* Written request *
Send back all the data below, exactly as given.

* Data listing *
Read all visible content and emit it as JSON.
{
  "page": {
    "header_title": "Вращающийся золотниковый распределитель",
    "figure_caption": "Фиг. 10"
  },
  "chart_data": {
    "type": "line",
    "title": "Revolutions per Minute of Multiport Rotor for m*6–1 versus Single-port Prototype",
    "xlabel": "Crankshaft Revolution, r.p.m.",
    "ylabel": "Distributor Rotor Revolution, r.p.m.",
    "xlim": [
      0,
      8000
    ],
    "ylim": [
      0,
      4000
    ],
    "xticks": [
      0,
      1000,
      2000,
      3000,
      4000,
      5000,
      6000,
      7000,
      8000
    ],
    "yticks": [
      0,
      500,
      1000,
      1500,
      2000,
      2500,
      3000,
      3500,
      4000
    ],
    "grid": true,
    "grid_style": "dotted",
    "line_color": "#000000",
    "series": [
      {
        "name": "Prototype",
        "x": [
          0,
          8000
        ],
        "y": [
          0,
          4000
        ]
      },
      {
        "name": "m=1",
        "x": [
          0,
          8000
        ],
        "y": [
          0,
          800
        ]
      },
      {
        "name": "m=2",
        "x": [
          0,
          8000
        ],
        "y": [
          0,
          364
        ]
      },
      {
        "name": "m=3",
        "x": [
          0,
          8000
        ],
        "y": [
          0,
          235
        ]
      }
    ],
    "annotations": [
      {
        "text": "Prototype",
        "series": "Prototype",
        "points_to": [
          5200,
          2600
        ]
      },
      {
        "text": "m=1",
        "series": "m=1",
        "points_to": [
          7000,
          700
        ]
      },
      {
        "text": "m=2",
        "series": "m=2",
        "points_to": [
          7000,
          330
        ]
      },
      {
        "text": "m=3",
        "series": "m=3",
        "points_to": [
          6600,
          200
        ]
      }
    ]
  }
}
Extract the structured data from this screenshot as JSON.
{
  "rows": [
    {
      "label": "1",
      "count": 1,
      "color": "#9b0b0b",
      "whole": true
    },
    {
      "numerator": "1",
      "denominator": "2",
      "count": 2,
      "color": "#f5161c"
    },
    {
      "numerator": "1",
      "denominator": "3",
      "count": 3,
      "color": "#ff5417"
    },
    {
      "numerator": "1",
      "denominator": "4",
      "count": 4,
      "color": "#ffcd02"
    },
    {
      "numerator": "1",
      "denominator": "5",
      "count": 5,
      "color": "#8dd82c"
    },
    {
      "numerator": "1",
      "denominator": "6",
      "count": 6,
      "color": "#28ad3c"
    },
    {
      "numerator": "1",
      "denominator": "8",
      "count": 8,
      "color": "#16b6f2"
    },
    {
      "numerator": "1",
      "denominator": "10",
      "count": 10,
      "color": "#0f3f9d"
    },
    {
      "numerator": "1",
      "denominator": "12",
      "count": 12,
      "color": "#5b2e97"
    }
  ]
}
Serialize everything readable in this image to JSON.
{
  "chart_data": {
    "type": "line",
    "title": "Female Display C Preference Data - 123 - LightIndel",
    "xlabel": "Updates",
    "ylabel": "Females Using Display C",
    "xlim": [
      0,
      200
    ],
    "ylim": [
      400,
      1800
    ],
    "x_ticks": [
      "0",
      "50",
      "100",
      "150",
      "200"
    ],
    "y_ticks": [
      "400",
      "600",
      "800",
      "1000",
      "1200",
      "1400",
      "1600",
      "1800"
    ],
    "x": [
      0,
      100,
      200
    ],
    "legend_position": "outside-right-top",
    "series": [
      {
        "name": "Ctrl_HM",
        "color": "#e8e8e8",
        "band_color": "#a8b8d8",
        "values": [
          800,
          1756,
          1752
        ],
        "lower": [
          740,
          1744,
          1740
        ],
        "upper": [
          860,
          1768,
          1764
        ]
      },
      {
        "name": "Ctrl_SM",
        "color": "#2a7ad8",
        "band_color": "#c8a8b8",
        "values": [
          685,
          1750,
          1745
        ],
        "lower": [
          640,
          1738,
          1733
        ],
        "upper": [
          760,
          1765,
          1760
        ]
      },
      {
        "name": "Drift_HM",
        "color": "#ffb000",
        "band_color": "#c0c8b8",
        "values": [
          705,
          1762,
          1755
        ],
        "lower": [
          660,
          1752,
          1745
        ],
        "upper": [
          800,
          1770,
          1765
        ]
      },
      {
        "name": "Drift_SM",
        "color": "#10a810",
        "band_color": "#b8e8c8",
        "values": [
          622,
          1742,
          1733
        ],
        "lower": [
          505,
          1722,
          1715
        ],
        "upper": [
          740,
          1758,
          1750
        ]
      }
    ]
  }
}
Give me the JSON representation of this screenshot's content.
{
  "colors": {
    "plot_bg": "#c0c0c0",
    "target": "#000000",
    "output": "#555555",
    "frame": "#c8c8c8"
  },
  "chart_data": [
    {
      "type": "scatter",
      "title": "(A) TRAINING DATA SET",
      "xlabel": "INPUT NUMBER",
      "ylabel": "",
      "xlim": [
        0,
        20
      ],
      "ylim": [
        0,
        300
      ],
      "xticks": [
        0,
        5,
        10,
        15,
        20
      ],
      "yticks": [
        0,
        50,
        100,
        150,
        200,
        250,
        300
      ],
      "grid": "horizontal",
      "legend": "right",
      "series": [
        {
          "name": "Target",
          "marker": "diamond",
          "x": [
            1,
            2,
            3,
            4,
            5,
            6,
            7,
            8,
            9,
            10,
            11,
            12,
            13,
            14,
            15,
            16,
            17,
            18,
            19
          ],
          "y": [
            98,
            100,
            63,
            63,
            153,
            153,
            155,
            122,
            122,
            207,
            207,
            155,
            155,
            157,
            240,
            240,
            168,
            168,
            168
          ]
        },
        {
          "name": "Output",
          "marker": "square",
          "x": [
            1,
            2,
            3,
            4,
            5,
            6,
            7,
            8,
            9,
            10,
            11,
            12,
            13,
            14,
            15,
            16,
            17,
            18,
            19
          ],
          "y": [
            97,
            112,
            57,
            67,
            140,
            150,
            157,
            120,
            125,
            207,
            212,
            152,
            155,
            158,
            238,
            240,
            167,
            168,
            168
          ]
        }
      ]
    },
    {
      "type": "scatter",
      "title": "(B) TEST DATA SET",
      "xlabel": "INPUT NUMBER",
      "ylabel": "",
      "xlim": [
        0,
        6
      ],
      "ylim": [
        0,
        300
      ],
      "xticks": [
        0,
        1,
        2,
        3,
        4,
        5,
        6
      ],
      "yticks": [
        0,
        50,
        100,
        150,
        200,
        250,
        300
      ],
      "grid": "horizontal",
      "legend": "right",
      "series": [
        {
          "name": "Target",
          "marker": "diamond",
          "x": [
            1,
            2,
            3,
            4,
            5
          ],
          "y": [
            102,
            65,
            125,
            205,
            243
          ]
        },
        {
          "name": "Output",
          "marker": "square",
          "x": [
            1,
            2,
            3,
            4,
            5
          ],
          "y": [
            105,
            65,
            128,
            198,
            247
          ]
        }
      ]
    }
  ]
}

* Response to the task *
Read all visible content and emit it as JSON.
{
  "page": {
    "header_title": "Вращающийся золотниковый распределитель",
    "figure_caption": "Фиг. 10"
  },
  "chart_data": {
    "type": "line",
    "title": "Revolutions per Minute of Multiport Rotor for m*6–1 versus Single-port Prototype",
    "xlabel": "Crankshaft Revolution, r.p.m.",
    "ylabel": "Distributor Rotor Revolution, r.p.m.",
    "xlim": [
      0,
      8000
    ],
    "ylim": [
      0,
      4000
    ],
    "xticks": [
      0,
      1000,
      2000,
      3000,
      4000,
      5000,
      6000,
      7000,
      8000
    ],
    "yticks": [
      0,
      500,
      1000,
      1500,
      2000,
      2500,
      3000,
      3500,
      4000
    ],
    "grid": true,
    "grid_style": "dotted",
    "line_color": "#000000",
    "series": [
      {
        "name": "Prototype",
        "x": [
          0,
          8000
        ],
        "y": [
          0,
          4000
        ]
      },
      {
        "name": "m=1",
        "x": [
          0,
          8000
        ],
        "y": [
          0,
          800
        ]
      },
      {
        "name": "m=2",
        "x": [
          0,
          8000
        ],
        "y": [
          0,
          364
        ]
      },
      {
        "name": "m=3",
        "x": [
          0,
          8000
        ],
        "y": [
          0,
          235
        ]
      }
    ],
    "annotations": [
      {
        "text": "Prototype",
        "series": "Prototype",
        "points_to": [
          5200,
          2600
        ]
      },
      {
        "text": "m=1",
        "series": "m=1",
        "points_to": [
          7000,
          700
        ]
      },
      {
        "text": "m=2",
        "series": "m=2",
        "points_to": [
          7000,
          330
        ]
      },
      {
        "text": "m=3",
        "series": "m=3",
        "points_to": [
          6600,
          200
        ]
      }
    ]
  }
}
Extract the structured data from this screenshot as JSON.
{
  "rows": [
    {
      "label": "1",
      "count": 1,
      "color": "#9b0b0b",
      "whole": true
    },
    {
      "numerator": "1",
      "denominator": "2",
      "count": 2,
      "color": "#f5161c"
    },
    {
      "numerator": "1",
      "denominator": "3",
      "count": 3,
      "color": "#ff5417"
    },
    {
      "numerator": "1",
      "denominator": "4",
      "count": 4,
      "color": "#ffcd02"
    },
    {
      "numerator": "1",
      "denominator": "5",
      "count": 5,
      "color": "#8dd82c"
    },
    {
      "numerator": "1",
      "denominator": "6",
      "count": 6,
      "color": "#28ad3c"
    },
    {
      "numerator": "1",
      "denominator": "8",
      "count": 8,
      "color": "#16b6f2"
    },
    {
      "numerator": "1",
      "denominator": "10",
      "count": 10,
      "color": "#0f3f9d"
    },
    {
      "numerator": "1",
      "denominator": "12",
      "count": 12,
      "color": "#5b2e97"
    }
  ]
}
Serialize everything readable in this image to JSON.
{
  "chart_data": {
    "type": "line",
    "title": "Female Display C Preference Data - 123 - LightIndel",
    "xlabel": "Updates",
    "ylabel": "Females Using Display C",
    "xlim": [
      0,
      200
    ],
    "ylim": [
      400,
      1800
    ],
    "x_ticks": [
      "0",
      "50",
      "100",
      "150",
      "200"
    ],
    "y_ticks": [
      "400",
      "600",
      "800",
      "1000",
      "1200",
      "1400",
      "1600",
      "1800"
    ],
    "x": [
      0,
      100,
      200
    ],
    "legend_position": "outside-right-top",
    "series": [
      {
        "name": "Ctrl_HM",
        "color": "#e8e8e8",
        "band_color": "#a8b8d8",
        "values": [
          800,
          1756,
          1752
        ],
        "lower": [
          740,
          1744,
          1740
        ],
        "upper": [
          860,
          1768,
          1764
        ]
      },
      {
        "name": "Ctrl_SM",
        "color": "#2a7ad8",
        "band_color": "#c8a8b8",
        "values": [
          685,
          1750,
          1745
        ],
        "lower": [
          640,
          1738,
          1733
        ],
        "upper": [
          760,
          1765,
          1760
        ]
      },
      {
        "name": "Drift_HM",
        "color": "#ffb000",
        "band_color": "#c0c8b8",
        "values": [
          705,
          1762,
          1755
        ],
        "lower": [
          660,
          1752,
          1745
        ],
        "upper": [
          800,
          1770,
          1765
        ]
      },
      {
        "name": "Drift_SM",
        "color": "#10a810",
        "band_color": "#b8e8c8",
        "values": [
          622,
          1742,
          1733
        ],
        "lower": [
          505,
          1722,
          1715
        ],
        "upper": [
          740,
          1758,
          1750
        ]
      }
    ]
  }
}
Give me the JSON representation of this screenshot's content.
{
  "colors": {
    "plot_bg": "#c0c0c0",
    "target": "#000000",
    "output": "#555555",
    "frame": "#c8c8c8"
  },
  "chart_data": [
    {
      "type": "scatter",
      "title": "(A) TRAINING DATA SET",
      "xlabel": "INPUT NUMBER",
      "ylabel": "",
      "xlim": [
        0,
        20
      ],
      "ylim": [
        0,
        300
      ],
      "xticks": [
        0,
        5,
        10,
        15,
        20
      ],
      "yticks": [
        0,
        50,
        100,
        150,
        200,
        250,
        300
      ],
      "grid": "horizontal",
      "legend": "right",
      "series": [
        {
          "name": "Target",
          "marker": "diamond",
          "x": [
            1,
            2,
            3,
            4,
            5,
            6,
            7,
            8,
            9,
            10,
            11,
            12,
            13,
            14,
            15,
            16,
            17,
            18,
            19
          ],
          "y": [
            98,
            100,
            63,
            63,
            153,
            153,
            155,
            122,
            122,
            207,
            207,
            155,
            155,
            157,
            240,
            240,
            168,
            168,
            168
          ]
        },
        {
          "name": "Output",
          "marker": "square",
          "x": [
            1,
            2,
            3,
            4,
            5,
            6,
            7,
            8,
            9,
            10,
            11,
            12,
            13,
            14,
            15,
            16,
            17,
            18,
            19
          ],
          "y": [
            97,
            112,
            57,
            67,
            140,
            150,
            157,
            120,
            125,
            207,
            212,
            152,
            155,
            158,
            238,
            240,
            167,
            168,
            168
          ]
        }
      ]
    },
    {
      "type": "scatter",
      "title": "(B) TEST DATA SET",
      "xlabel": "INPUT NUMBER",
      "ylabel": "",
      "xlim": [
        0,
        6
      ],
      "ylim": [
        0,
        300
      ],
      "xticks": [
        0,
        1,
        2,
        3,
        4,
        5,
        6
      ],
      "yticks": [
        0,
        50,
        100,
        150,
        200,
        250,
        300
      ],
      "grid": "horizontal",
      "legend": "right",
      "series": [
        {
          "name": "Target",
          "marker": "diamond",
          "x": [
            1,
            2,
            3,
            4,
            5
          ],
          "y": [
            102,
            65,
            125,
            205,
            243
          ]
        },
        {
          "name": "Output",
          "marker": "square",
          "x": [
            1,
            2,
            3,
            4,
            5
          ],
          "y": [
            105,
            65,
            128,
            198,
            247
          ]
        }
      ]
    }
  ]
}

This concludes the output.